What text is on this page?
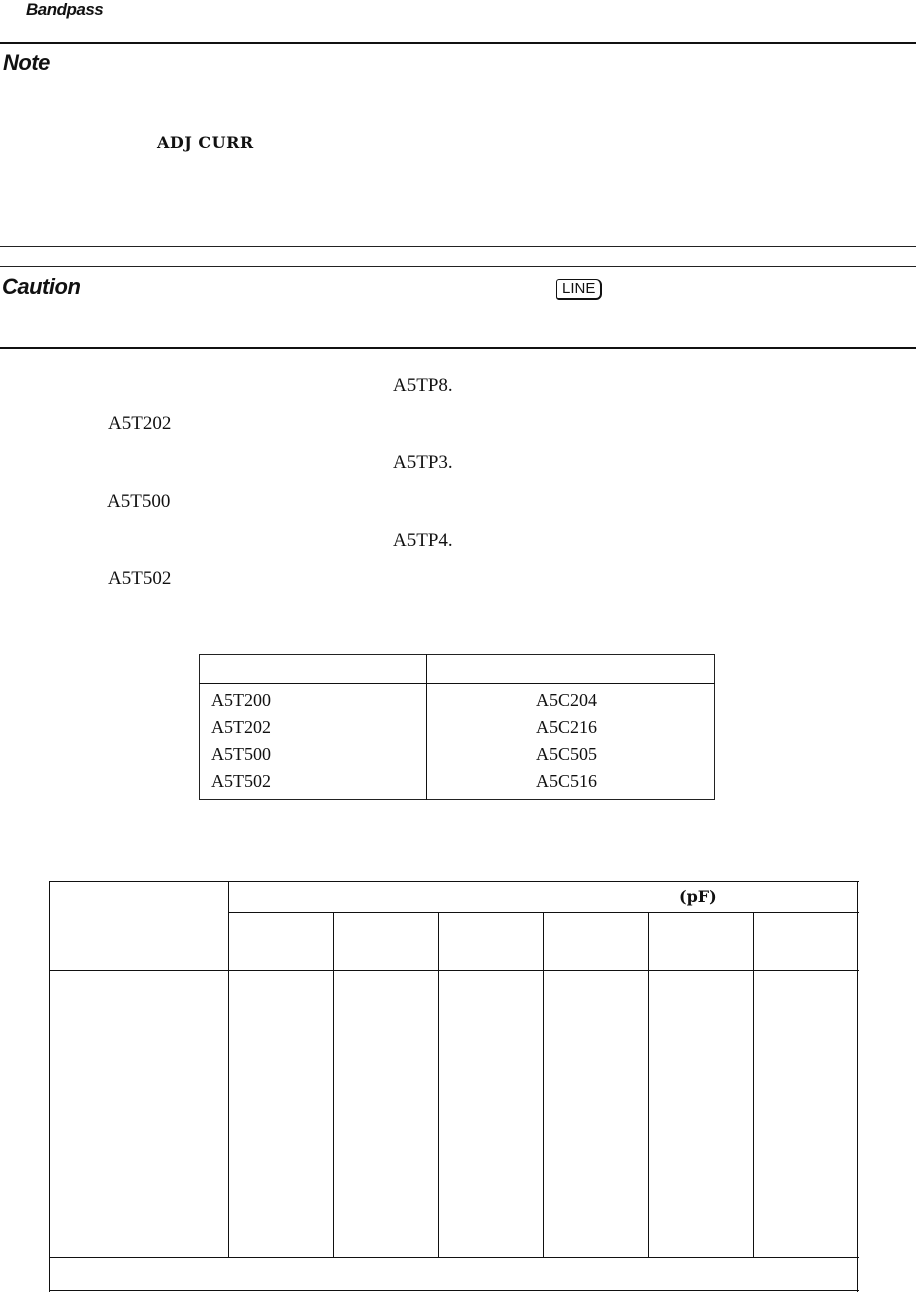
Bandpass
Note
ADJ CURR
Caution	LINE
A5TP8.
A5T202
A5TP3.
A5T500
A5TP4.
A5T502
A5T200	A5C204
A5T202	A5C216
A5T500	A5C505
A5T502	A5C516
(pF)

• [Stated exercise]: Transcribe each entry above exactly, apart from the pictures.

• [Response]:
What text is on this page?
Bandpass
Note
ADJ CURR
Caution	LINE
A5TP8.
A5T202
A5TP3.
A5T500
A5TP4.
A5T502
A5T200	A5C204
A5T202	A5C216
A5T500	A5C505
A5T502	A5C516
(pF)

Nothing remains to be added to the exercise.